> **Exercise aim**: All the records that follow need to be reproduced exactly. Omit the images.

# # # # #

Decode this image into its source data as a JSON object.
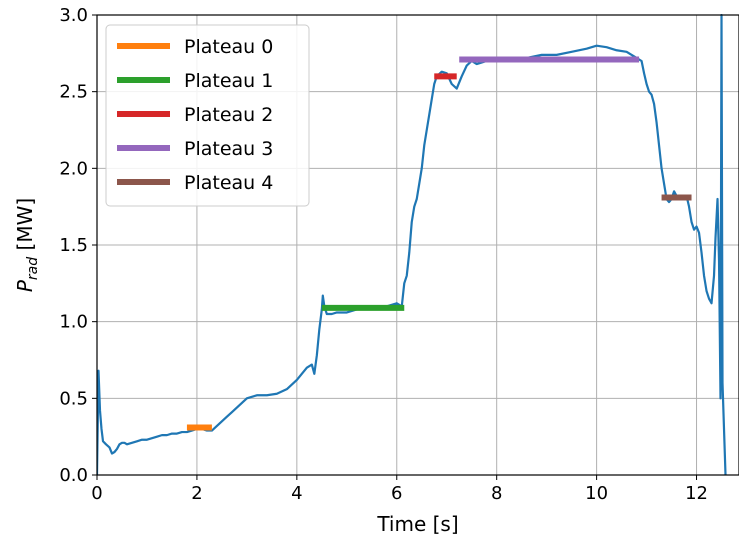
{
  "chart_data": {
    "type": "line",
    "xlabel": "Time [s]",
    "ylabel_main": "P",
    "ylabel_sub": "rad",
    "ylabel_unit": " [MW]",
    "xlim": [
      0,
      12.85
    ],
    "ylim": [
      0,
      3.0
    ],
    "grid": true,
    "legend_position": "top-left",
    "x_ticks": [
      0,
      2,
      4,
      6,
      8,
      10,
      12
    ],
    "x_tick_labels": [
      "0",
      "2",
      "4",
      "6",
      "8",
      "10",
      "12"
    ],
    "y_ticks": [
      0,
      0.5,
      1.0,
      1.5,
      2.0,
      2.5,
      3.0
    ],
    "y_tick_labels": [
      "0.0",
      "0.5",
      "1.0",
      "1.5",
      "2.0",
      "2.5",
      "3.0"
    ],
    "line_color": "#1f77b4",
    "signal": {
      "x": [
        0.0,
        0.03,
        0.06,
        0.09,
        0.12,
        0.18,
        0.25,
        0.3,
        0.35,
        0.4,
        0.45,
        0.5,
        0.55,
        0.6,
        0.7,
        0.8,
        0.9,
        1.0,
        1.1,
        1.2,
        1.3,
        1.4,
        1.5,
        1.6,
        1.7,
        1.8,
        1.9,
        2.0,
        2.1,
        2.2,
        2.3,
        2.4,
        2.5,
        2.6,
        2.7,
        2.8,
        2.9,
        3.0,
        3.1,
        3.2,
        3.4,
        3.6,
        3.8,
        4.0,
        4.1,
        4.2,
        4.3,
        4.35,
        4.4,
        4.45,
        4.5,
        4.52,
        4.55,
        4.6,
        4.7,
        4.8,
        5.0,
        5.2,
        5.4,
        5.6,
        5.8,
        6.0,
        6.1,
        6.15,
        6.2,
        6.25,
        6.3,
        6.35,
        6.4,
        6.45,
        6.5,
        6.55,
        6.6,
        6.65,
        6.7,
        6.75,
        6.8,
        6.9,
        7.0,
        7.1,
        7.2,
        7.3,
        7.4,
        7.5,
        7.6,
        7.8,
        8.0,
        8.3,
        8.6,
        8.9,
        9.2,
        9.5,
        9.8,
        10.0,
        10.2,
        10.4,
        10.6,
        10.8,
        10.9,
        10.95,
        11.0,
        11.05,
        11.1,
        11.15,
        11.2,
        11.25,
        11.3,
        11.35,
        11.4,
        11.45,
        11.5,
        11.55,
        11.6,
        11.7,
        11.8,
        11.85,
        11.9,
        11.95,
        12.0,
        12.05,
        12.1,
        12.15,
        12.2,
        12.25,
        12.3,
        12.35,
        12.38,
        12.42,
        12.45,
        12.48,
        12.5,
        12.52,
        12.55,
        12.58
      ],
      "y": [
        0.0,
        0.68,
        0.42,
        0.3,
        0.22,
        0.2,
        0.18,
        0.14,
        0.15,
        0.17,
        0.2,
        0.21,
        0.21,
        0.2,
        0.21,
        0.22,
        0.23,
        0.23,
        0.24,
        0.25,
        0.26,
        0.26,
        0.27,
        0.27,
        0.28,
        0.28,
        0.29,
        0.3,
        0.3,
        0.29,
        0.29,
        0.32,
        0.35,
        0.38,
        0.41,
        0.44,
        0.47,
        0.5,
        0.51,
        0.52,
        0.52,
        0.53,
        0.56,
        0.62,
        0.66,
        0.7,
        0.72,
        0.66,
        0.78,
        0.95,
        1.08,
        1.17,
        1.1,
        1.05,
        1.05,
        1.06,
        1.06,
        1.08,
        1.08,
        1.09,
        1.1,
        1.12,
        1.1,
        1.25,
        1.3,
        1.45,
        1.65,
        1.75,
        1.8,
        1.9,
        2.0,
        2.15,
        2.25,
        2.35,
        2.45,
        2.55,
        2.6,
        2.63,
        2.62,
        2.55,
        2.52,
        2.6,
        2.67,
        2.7,
        2.68,
        2.7,
        2.7,
        2.72,
        2.72,
        2.74,
        2.74,
        2.76,
        2.78,
        2.8,
        2.79,
        2.77,
        2.76,
        2.72,
        2.7,
        2.62,
        2.55,
        2.5,
        2.48,
        2.42,
        2.3,
        2.15,
        2.0,
        1.9,
        1.8,
        1.78,
        1.8,
        1.85,
        1.82,
        1.8,
        1.82,
        1.75,
        1.65,
        1.6,
        1.62,
        1.58,
        1.45,
        1.3,
        1.2,
        1.15,
        1.12,
        1.3,
        1.55,
        1.8,
        1.4,
        0.5,
        3.0,
        0.6,
        0.3,
        0.0
      ]
    },
    "plateaus": [
      {
        "name": "Plateau 0",
        "color": "#ff7f0e",
        "x_start": 1.8,
        "x_end": 2.3,
        "y": 0.31
      },
      {
        "name": "Plateau 1",
        "color": "#2ca02c",
        "x_start": 4.5,
        "x_end": 6.15,
        "y": 1.09
      },
      {
        "name": "Plateau 2",
        "color": "#d62728",
        "x_start": 6.75,
        "x_end": 7.2,
        "y": 2.6
      },
      {
        "name": "Plateau 3",
        "color": "#9467bd",
        "x_start": 7.25,
        "x_end": 10.85,
        "y": 2.71
      },
      {
        "name": "Plateau 4",
        "color": "#8c564b",
        "x_start": 11.3,
        "x_end": 11.9,
        "y": 1.81
      }
    ]
  }
}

# # # # #

> **Correct result**:
Decode this image into its source data as a JSON object.
{
  "chart_data": {
    "type": "line",
    "xlabel": "Time [s]",
    "ylabel_main": "P",
    "ylabel_sub": "rad",
    "ylabel_unit": " [MW]",
    "xlim": [
      0,
      12.85
    ],
    "ylim": [
      0,
      3.0
    ],
    "grid": true,
    "legend_position": "top-left",
    "x_ticks": [
      0,
      2,
      4,
      6,
      8,
      10,
      12
    ],
    "x_tick_labels": [
      "0",
      "2",
      "4",
      "6",
      "8",
      "10",
      "12"
    ],
    "y_ticks": [
      0,
      0.5,
      1.0,
      1.5,
      2.0,
      2.5,
      3.0
    ],
    "y_tick_labels": [
      "0.0",
      "0.5",
      "1.0",
      "1.5",
      "2.0",
      "2.5",
      "3.0"
    ],
    "line_color": "#1f77b4",
    "signal": {
      "x": [
        0.0,
        0.03,
        0.06,
        0.09,
        0.12,
        0.18,
        0.25,
        0.3,
        0.35,
        0.4,
        0.45,
        0.5,
        0.55,
        0.6,
        0.7,
        0.8,
        0.9,
        1.0,
        1.1,
        1.2,
        1.3,
        1.4,
        1.5,
        1.6,
        1.7,
        1.8,
        1.9,
        2.0,
        2.1,
        2.2,
        2.3,
        2.4,
        2.5,
        2.6,
        2.7,
        2.8,
        2.9,
        3.0,
        3.1,
        3.2,
        3.4,
        3.6,
        3.8,
        4.0,
        4.1,
        4.2,
        4.3,
        4.35,
        4.4,
        4.45,
        4.5,
        4.52,
        4.55,
        4.6,
        4.7,
        4.8,
        5.0,
        5.2,
        5.4,
        5.6,
        5.8,
        6.0,
        6.1,
        6.15,
        6.2,
        6.25,
        6.3,
        6.35,
        6.4,
        6.45,
        6.5,
        6.55,
        6.6,
        6.65,
        6.7,
        6.75,
        6.8,
        6.9,
        7.0,
        7.1,
        7.2,
        7.3,
        7.4,
        7.5,
        7.6,
        7.8,
        8.0,
        8.3,
        8.6,
        8.9,
        9.2,
        9.5,
        9.8,
        10.0,
        10.2,
        10.4,
        10.6,
        10.8,
        10.9,
        10.95,
        11.0,
        11.05,
        11.1,
        11.15,
        11.2,
        11.25,
        11.3,
        11.35,
        11.4,
        11.45,
        11.5,
        11.55,
        11.6,
        11.7,
        11.8,
        11.85,
        11.9,
        11.95,
        12.0,
        12.05,
        12.1,
        12.15,
        12.2,
        12.25,
        12.3,
        12.35,
        12.38,
        12.42,
        12.45,
        12.48,
        12.5,
        12.52,
        12.55,
        12.58
      ],
      "y": [
        0.0,
        0.68,
        0.42,
        0.3,
        0.22,
        0.2,
        0.18,
        0.14,
        0.15,
        0.17,
        0.2,
        0.21,
        0.21,
        0.2,
        0.21,
        0.22,
        0.23,
        0.23,
        0.24,
        0.25,
        0.26,
        0.26,
        0.27,
        0.27,
        0.28,
        0.28,
        0.29,
        0.3,
        0.3,
        0.29,
        0.29,
        0.32,
        0.35,
        0.38,
        0.41,
        0.44,
        0.47,
        0.5,
        0.51,
        0.52,
        0.52,
        0.53,
        0.56,
        0.62,
        0.66,
        0.7,
        0.72,
        0.66,
        0.78,
        0.95,
        1.08,
        1.17,
        1.1,
        1.05,
        1.05,
        1.06,
        1.06,
        1.08,
        1.08,
        1.09,
        1.1,
        1.12,
        1.1,
        1.25,
        1.3,
        1.45,
        1.65,
        1.75,
        1.8,
        1.9,
        2.0,
        2.15,
        2.25,
        2.35,
        2.45,
        2.55,
        2.6,
        2.63,
        2.62,
        2.55,
        2.52,
        2.6,
        2.67,
        2.7,
        2.68,
        2.7,
        2.7,
        2.72,
        2.72,
        2.74,
        2.74,
        2.76,
        2.78,
        2.8,
        2.79,
        2.77,
        2.76,
        2.72,
        2.7,
        2.62,
        2.55,
        2.5,
        2.48,
        2.42,
        2.3,
        2.15,
        2.0,
        1.9,
        1.8,
        1.78,
        1.8,
        1.85,
        1.82,
        1.8,
        1.82,
        1.75,
        1.65,
        1.6,
        1.62,
        1.58,
        1.45,
        1.3,
        1.2,
        1.15,
        1.12,
        1.3,
        1.55,
        1.8,
        1.4,
        0.5,
        3.0,
        0.6,
        0.3,
        0.0
      ]
    },
    "plateaus": [
      {
        "name": "Plateau 0",
        "color": "#ff7f0e",
        "x_start": 1.8,
        "x_end": 2.3,
        "y": 0.31
      },
      {
        "name": "Plateau 1",
        "color": "#2ca02c",
        "x_start": 4.5,
        "x_end": 6.15,
        "y": 1.09
      },
      {
        "name": "Plateau 2",
        "color": "#d62728",
        "x_start": 6.75,
        "x_end": 7.2,
        "y": 2.6
      },
      {
        "name": "Plateau 3",
        "color": "#9467bd",
        "x_start": 7.25,
        "x_end": 10.85,
        "y": 2.71
      },
      {
        "name": "Plateau 4",
        "color": "#8c564b",
        "x_start": 11.3,
        "x_end": 11.9,
        "y": 1.81
      }
    ]
  }
}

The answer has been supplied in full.